*Short exercise:* Copy every line of the data in which the word "described" occurs.

** START Data provided **

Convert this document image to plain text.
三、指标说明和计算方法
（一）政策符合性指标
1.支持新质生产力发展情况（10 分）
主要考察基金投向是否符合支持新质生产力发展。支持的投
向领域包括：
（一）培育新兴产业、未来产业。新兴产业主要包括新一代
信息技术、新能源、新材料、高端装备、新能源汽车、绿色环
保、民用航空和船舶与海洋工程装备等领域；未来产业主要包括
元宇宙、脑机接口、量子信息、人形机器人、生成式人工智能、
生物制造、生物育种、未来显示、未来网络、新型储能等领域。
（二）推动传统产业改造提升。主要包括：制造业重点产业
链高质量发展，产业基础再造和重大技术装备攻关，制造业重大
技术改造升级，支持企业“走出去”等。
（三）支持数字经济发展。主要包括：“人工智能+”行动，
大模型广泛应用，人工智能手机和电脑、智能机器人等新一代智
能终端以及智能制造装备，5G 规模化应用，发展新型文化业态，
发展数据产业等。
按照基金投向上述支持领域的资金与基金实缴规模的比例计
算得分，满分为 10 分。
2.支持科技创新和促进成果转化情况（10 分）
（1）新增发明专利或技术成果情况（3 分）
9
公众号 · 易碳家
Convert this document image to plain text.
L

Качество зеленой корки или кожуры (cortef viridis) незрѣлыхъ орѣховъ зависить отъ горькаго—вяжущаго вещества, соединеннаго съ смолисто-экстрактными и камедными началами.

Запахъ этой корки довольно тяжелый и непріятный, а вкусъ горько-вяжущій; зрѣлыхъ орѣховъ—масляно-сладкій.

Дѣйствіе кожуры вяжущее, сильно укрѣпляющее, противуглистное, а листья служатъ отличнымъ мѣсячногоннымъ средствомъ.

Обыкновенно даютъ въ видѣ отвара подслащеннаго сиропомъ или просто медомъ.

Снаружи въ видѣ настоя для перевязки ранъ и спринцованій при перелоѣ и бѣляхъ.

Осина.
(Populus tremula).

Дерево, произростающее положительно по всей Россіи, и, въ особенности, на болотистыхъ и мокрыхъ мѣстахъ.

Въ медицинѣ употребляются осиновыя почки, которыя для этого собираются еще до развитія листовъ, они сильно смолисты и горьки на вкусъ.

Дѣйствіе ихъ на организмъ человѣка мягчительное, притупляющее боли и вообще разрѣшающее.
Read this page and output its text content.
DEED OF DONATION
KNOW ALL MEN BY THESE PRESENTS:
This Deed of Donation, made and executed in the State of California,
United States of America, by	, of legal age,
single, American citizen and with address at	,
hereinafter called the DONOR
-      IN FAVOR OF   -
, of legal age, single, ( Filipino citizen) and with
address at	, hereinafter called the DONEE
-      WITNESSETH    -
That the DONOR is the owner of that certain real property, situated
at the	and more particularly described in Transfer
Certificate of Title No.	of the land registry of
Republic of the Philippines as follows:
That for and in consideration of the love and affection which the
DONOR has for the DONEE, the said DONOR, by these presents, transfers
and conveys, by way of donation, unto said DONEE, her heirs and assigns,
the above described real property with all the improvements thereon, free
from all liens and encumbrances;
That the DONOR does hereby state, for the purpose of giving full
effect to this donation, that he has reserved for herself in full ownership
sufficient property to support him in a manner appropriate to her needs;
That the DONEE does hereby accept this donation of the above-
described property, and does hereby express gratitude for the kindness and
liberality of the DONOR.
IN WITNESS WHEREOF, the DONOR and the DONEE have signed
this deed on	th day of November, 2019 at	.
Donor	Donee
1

** END Data provided **

*The result:*
at the	and more particularly described in Transfer
the above described real property with all the improvements thereon, free
described property, and does hereby express gratitude for the kindness and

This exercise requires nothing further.